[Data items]
--

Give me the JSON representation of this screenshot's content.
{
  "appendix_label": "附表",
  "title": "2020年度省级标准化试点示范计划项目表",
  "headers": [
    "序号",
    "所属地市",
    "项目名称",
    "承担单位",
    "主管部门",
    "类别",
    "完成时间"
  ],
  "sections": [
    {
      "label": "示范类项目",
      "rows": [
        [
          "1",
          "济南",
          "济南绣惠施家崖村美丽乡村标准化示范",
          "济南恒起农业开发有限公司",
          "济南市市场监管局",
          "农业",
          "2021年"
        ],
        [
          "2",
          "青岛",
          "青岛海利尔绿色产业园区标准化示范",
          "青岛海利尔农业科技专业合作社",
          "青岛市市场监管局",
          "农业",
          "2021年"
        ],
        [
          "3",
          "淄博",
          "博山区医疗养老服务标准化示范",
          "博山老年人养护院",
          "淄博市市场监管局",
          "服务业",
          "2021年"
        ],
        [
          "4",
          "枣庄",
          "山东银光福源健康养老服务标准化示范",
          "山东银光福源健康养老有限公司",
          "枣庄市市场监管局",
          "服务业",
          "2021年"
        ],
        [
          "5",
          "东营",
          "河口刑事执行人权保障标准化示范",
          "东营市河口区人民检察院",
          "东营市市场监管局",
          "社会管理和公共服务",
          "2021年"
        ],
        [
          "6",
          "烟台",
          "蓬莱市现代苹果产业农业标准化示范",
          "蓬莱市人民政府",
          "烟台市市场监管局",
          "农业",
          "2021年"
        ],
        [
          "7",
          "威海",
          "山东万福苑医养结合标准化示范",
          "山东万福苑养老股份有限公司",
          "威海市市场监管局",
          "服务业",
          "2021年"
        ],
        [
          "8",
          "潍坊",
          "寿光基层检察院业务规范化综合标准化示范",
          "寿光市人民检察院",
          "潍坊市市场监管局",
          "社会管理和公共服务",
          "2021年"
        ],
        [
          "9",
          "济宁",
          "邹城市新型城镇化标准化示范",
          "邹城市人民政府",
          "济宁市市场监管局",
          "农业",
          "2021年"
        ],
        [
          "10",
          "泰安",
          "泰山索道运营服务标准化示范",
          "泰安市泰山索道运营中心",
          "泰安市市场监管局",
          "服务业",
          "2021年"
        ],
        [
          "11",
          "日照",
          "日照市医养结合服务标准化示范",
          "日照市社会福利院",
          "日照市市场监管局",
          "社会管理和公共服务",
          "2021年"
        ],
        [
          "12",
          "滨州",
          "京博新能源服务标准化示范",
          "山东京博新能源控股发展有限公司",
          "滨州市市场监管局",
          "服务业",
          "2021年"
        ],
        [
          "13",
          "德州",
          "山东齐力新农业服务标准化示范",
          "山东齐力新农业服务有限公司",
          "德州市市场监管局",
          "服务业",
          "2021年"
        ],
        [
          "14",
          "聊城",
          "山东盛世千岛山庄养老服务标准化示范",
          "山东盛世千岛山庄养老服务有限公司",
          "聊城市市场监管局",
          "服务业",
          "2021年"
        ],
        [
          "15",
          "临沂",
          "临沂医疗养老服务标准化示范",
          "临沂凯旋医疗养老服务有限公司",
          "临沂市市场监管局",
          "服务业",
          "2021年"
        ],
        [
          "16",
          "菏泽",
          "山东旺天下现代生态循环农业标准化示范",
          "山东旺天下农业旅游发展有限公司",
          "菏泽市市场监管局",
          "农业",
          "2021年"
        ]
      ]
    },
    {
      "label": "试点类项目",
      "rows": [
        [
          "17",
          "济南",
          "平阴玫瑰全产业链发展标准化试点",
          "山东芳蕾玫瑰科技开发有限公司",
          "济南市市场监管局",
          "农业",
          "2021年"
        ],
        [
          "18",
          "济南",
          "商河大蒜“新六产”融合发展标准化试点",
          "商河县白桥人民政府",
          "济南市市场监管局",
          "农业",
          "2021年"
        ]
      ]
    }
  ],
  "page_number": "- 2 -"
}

--

• _STATED EXERCISE_: Quote all the records. Keep every word exact.

• _TASK SOLUTION_:
Give me the JSON representation of this screenshot's content.
{
  "appendix_label": "附表",
  "title": "2020年度省级标准化试点示范计划项目表",
  "headers": [
    "序号",
    "所属地市",
    "项目名称",
    "承担单位",
    "主管部门",
    "类别",
    "完成时间"
  ],
  "sections": [
    {
      "label": "示范类项目",
      "rows": [
        [
          "1",
          "济南",
          "济南绣惠施家崖村美丽乡村标准化示范",
          "济南恒起农业开发有限公司",
          "济南市市场监管局",
          "农业",
          "2021年"
        ],
        [
          "2",
          "青岛",
          "青岛海利尔绿色产业园区标准化示范",
          "青岛海利尔农业科技专业合作社",
          "青岛市市场监管局",
          "农业",
          "2021年"
        ],
        [
          "3",
          "淄博",
          "博山区医疗养老服务标准化示范",
          "博山老年人养护院",
          "淄博市市场监管局",
          "服务业",
          "2021年"
        ],
        [
          "4",
          "枣庄",
          "山东银光福源健康养老服务标准化示范",
          "山东银光福源健康养老有限公司",
          "枣庄市市场监管局",
          "服务业",
          "2021年"
        ],
        [
          "5",
          "东营",
          "河口刑事执行人权保障标准化示范",
          "东营市河口区人民检察院",
          "东营市市场监管局",
          "社会管理和公共服务",
          "2021年"
        ],
        [
          "6",
          "烟台",
          "蓬莱市现代苹果产业农业标准化示范",
          "蓬莱市人民政府",
          "烟台市市场监管局",
          "农业",
          "2021年"
        ],
        [
          "7",
          "威海",
          "山东万福苑医养结合标准化示范",
          "山东万福苑养老股份有限公司",
          "威海市市场监管局",
          "服务业",
          "2021年"
        ],
        [
          "8",
          "潍坊",
          "寿光基层检察院业务规范化综合标准化示范",
          "寿光市人民检察院",
          "潍坊市市场监管局",
          "社会管理和公共服务",
          "2021年"
        ],
        [
          "9",
          "济宁",
          "邹城市新型城镇化标准化示范",
          "邹城市人民政府",
          "济宁市市场监管局",
          "农业",
          "2021年"
        ],
        [
          "10",
          "泰安",
          "泰山索道运营服务标准化示范",
          "泰安市泰山索道运营中心",
          "泰安市市场监管局",
          "服务业",
          "2021年"
        ],
        [
          "11",
          "日照",
          "日照市医养结合服务标准化示范",
          "日照市社会福利院",
          "日照市市场监管局",
          "社会管理和公共服务",
          "2021年"
        ],
        [
          "12",
          "滨州",
          "京博新能源服务标准化示范",
          "山东京博新能源控股发展有限公司",
          "滨州市市场监管局",
          "服务业",
          "2021年"
        ],
        [
          "13",
          "德州",
          "山东齐力新农业服务标准化示范",
          "山东齐力新农业服务有限公司",
          "德州市市场监管局",
          "服务业",
          "2021年"
        ],
        [
          "14",
          "聊城",
          "山东盛世千岛山庄养老服务标准化示范",
          "山东盛世千岛山庄养老服务有限公司",
          "聊城市市场监管局",
          "服务业",
          "2021年"
        ],
        [
          "15",
          "临沂",
          "临沂医疗养老服务标准化示范",
          "临沂凯旋医疗养老服务有限公司",
          "临沂市市场监管局",
          "服务业",
          "2021年"
        ],
        [
          "16",
          "菏泽",
          "山东旺天下现代生态循环农业标准化示范",
          "山东旺天下农业旅游发展有限公司",
          "菏泽市市场监管局",
          "农业",
          "2021年"
        ]
      ]
    },
    {
      "label": "试点类项目",
      "rows": [
        [
          "17",
          "济南",
          "平阴玫瑰全产业链发展标准化试点",
          "山东芳蕾玫瑰科技开发有限公司",
          "济南市市场监管局",
          "农业",
          "2021年"
        ],
        [
          "18",
          "济南",
          "商河大蒜“新六产”融合发展标准化试点",
          "商河县白桥人民政府",
          "济南市市场监管局",
          "农业",
          "2021年"
        ]
      ]
    }
  ],
  "page_number": "- 2 -"
}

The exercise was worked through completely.